> **Task goal**
Write out the records again, exactly, leaving none out.

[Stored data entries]
::::
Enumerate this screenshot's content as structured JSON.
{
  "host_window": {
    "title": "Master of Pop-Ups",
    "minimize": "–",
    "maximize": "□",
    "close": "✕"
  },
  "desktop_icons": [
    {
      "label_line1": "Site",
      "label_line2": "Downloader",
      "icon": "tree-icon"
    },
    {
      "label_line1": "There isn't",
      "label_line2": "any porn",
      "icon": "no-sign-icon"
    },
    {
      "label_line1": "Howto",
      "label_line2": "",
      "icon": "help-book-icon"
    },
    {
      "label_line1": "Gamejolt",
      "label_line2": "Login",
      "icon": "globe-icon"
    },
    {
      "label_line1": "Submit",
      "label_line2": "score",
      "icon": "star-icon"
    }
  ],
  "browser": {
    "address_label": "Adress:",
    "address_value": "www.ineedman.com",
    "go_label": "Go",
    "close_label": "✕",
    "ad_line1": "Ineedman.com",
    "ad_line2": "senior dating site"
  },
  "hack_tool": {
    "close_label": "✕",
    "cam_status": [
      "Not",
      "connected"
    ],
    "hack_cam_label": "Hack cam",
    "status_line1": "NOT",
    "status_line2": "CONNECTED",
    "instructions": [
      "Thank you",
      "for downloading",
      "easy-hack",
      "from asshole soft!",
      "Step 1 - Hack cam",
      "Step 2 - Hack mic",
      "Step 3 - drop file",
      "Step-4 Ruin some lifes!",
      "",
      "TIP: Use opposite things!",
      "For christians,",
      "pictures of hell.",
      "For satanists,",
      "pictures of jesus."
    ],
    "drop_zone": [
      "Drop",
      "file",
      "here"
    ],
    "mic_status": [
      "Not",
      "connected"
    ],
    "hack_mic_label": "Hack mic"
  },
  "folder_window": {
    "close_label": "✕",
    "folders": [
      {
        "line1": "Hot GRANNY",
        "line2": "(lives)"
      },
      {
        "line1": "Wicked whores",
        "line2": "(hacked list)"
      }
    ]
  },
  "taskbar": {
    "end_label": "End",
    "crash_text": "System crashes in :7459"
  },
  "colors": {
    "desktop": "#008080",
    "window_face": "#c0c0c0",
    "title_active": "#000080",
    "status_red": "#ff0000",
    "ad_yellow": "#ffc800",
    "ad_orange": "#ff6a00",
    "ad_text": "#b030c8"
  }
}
::::
> **Exercise result**
Enumerate this screenshot's content as structured JSON.
{
  "host_window": {
    "title": "Master of Pop-Ups",
    "minimize": "–",
    "maximize": "□",
    "close": "✕"
  },
  "desktop_icons": [
    {
      "label_line1": "Site",
      "label_line2": "Downloader",
      "icon": "tree-icon"
    },
    {
      "label_line1": "There isn't",
      "label_line2": "any porn",
      "icon": "no-sign-icon"
    },
    {
      "label_line1": "Howto",
      "label_line2": "",
      "icon": "help-book-icon"
    },
    {
      "label_line1": "Gamejolt",
      "label_line2": "Login",
      "icon": "globe-icon"
    },
    {
      "label_line1": "Submit",
      "label_line2": "score",
      "icon": "star-icon"
    }
  ],
  "browser": {
    "address_label": "Adress:",
    "address_value": "www.ineedman.com",
    "go_label": "Go",
    "close_label": "✕",
    "ad_line1": "Ineedman.com",
    "ad_line2": "senior dating site"
  },
  "hack_tool": {
    "close_label": "✕",
    "cam_status": [
      "Not",
      "connected"
    ],
    "hack_cam_label": "Hack cam",
    "status_line1": "NOT",
    "status_line2": "CONNECTED",
    "instructions": [
      "Thank you",
      "for downloading",
      "easy-hack",
      "from asshole soft!",
      "Step 1 - Hack cam",
      "Step 2 - Hack mic",
      "Step 3 - drop file",
      "Step-4 Ruin some lifes!",
      "",
      "TIP: Use opposite things!",
      "For christians,",
      "pictures of hell.",
      "For satanists,",
      "pictures of jesus."
    ],
    "drop_zone": [
      "Drop",
      "file",
      "here"
    ],
    "mic_status": [
      "Not",
      "connected"
    ],
    "hack_mic_label": "Hack mic"
  },
  "folder_window": {
    "close_label": "✕",
    "folders": [
      {
        "line1": "Hot GRANNY",
        "line2": "(lives)"
      },
      {
        "line1": "Wicked whores",
        "line2": "(hacked list)"
      }
    ]
  },
  "taskbar": {
    "end_label": "End",
    "crash_text": "System crashes in :7459"
  },
  "colors": {
    "desktop": "#008080",
    "window_face": "#c0c0c0",
    "title_active": "#000080",
    "status_red": "#ff0000",
    "ad_yellow": "#ffc800",
    "ad_orange": "#ff6a00",
    "ad_text": "#b030c8"
  }
}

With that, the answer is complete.